Request: Repeat the listing in full, exactly as it stands.

(Records from a collection)
———

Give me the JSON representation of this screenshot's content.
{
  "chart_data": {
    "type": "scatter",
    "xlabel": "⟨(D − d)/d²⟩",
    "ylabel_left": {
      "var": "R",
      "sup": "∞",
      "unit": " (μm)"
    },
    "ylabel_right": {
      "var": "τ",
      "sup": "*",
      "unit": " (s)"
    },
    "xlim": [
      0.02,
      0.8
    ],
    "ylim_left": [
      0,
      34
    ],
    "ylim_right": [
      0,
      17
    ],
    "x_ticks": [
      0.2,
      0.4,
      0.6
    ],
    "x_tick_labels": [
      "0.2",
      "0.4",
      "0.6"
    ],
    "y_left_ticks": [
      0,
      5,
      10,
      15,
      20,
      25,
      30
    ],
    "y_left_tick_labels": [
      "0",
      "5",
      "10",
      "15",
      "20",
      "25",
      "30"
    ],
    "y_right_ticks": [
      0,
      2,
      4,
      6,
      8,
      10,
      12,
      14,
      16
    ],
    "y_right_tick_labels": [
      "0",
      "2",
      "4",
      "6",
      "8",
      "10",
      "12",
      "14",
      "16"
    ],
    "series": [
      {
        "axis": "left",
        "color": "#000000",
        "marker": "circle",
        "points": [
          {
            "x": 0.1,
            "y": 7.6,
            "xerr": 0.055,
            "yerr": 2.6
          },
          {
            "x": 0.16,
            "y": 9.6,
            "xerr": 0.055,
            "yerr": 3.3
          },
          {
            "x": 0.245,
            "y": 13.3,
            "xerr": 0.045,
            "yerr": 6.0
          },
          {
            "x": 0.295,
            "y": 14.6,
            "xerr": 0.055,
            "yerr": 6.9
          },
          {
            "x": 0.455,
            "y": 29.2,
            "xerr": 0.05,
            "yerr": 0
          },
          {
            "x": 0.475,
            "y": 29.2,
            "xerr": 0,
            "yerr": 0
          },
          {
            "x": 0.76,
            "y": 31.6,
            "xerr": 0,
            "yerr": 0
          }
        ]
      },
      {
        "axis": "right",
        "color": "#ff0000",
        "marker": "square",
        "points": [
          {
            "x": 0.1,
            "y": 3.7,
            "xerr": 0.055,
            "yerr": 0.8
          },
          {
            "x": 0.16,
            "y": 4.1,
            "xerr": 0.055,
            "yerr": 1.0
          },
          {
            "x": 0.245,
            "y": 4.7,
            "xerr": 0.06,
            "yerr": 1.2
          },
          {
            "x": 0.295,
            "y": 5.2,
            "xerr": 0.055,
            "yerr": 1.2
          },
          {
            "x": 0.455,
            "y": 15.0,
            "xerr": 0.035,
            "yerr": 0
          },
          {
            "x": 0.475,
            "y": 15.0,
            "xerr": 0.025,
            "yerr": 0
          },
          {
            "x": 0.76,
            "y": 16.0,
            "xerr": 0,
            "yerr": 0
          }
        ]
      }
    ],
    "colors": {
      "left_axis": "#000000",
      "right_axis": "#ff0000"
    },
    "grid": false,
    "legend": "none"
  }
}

———

The completed task:
Give me the JSON representation of this screenshot's content.
{
  "chart_data": {
    "type": "scatter",
    "xlabel": "⟨(D − d)/d²⟩",
    "ylabel_left": {
      "var": "R",
      "sup": "∞",
      "unit": " (μm)"
    },
    "ylabel_right": {
      "var": "τ",
      "sup": "*",
      "unit": " (s)"
    },
    "xlim": [
      0.02,
      0.8
    ],
    "ylim_left": [
      0,
      34
    ],
    "ylim_right": [
      0,
      17
    ],
    "x_ticks": [
      0.2,
      0.4,
      0.6
    ],
    "x_tick_labels": [
      "0.2",
      "0.4",
      "0.6"
    ],
    "y_left_ticks": [
      0,
      5,
      10,
      15,
      20,
      25,
      30
    ],
    "y_left_tick_labels": [
      "0",
      "5",
      "10",
      "15",
      "20",
      "25",
      "30"
    ],
    "y_right_ticks": [
      0,
      2,
      4,
      6,
      8,
      10,
      12,
      14,
      16
    ],
    "y_right_tick_labels": [
      "0",
      "2",
      "4",
      "6",
      "8",
      "10",
      "12",
      "14",
      "16"
    ],
    "series": [
      {
        "axis": "left",
        "color": "#000000",
        "marker": "circle",
        "points": [
          {
            "x": 0.1,
            "y": 7.6,
            "xerr": 0.055,
            "yerr": 2.6
          },
          {
            "x": 0.16,
            "y": 9.6,
            "xerr": 0.055,
            "yerr": 3.3
          },
          {
            "x": 0.245,
            "y": 13.3,
            "xerr": 0.045,
            "yerr": 6.0
          },
          {
            "x": 0.295,
            "y": 14.6,
            "xerr": 0.055,
            "yerr": 6.9
          },
          {
            "x": 0.455,
            "y": 29.2,
            "xerr": 0.05,
            "yerr": 0
          },
          {
            "x": 0.475,
            "y": 29.2,
            "xerr": 0,
            "yerr": 0
          },
          {
            "x": 0.76,
            "y": 31.6,
            "xerr": 0,
            "yerr": 0
          }
        ]
      },
      {
        "axis": "right",
        "color": "#ff0000",
        "marker": "square",
        "points": [
          {
            "x": 0.1,
            "y": 3.7,
            "xerr": 0.055,
            "yerr": 0.8
          },
          {
            "x": 0.16,
            "y": 4.1,
            "xerr": 0.055,
            "yerr": 1.0
          },
          {
            "x": 0.245,
            "y": 4.7,
            "xerr": 0.06,
            "yerr": 1.2
          },
          {
            "x": 0.295,
            "y": 5.2,
            "xerr": 0.055,
            "yerr": 1.2
          },
          {
            "x": 0.455,
            "y": 15.0,
            "xerr": 0.035,
            "yerr": 0
          },
          {
            "x": 0.475,
            "y": 15.0,
            "xerr": 0.025,
            "yerr": 0
          },
          {
            "x": 0.76,
            "y": 16.0,
            "xerr": 0,
            "yerr": 0
          }
        ]
      }
    ],
    "colors": {
      "left_axis": "#000000",
      "right_axis": "#ff0000"
    },
    "grid": false,
    "legend": "none"
  }
}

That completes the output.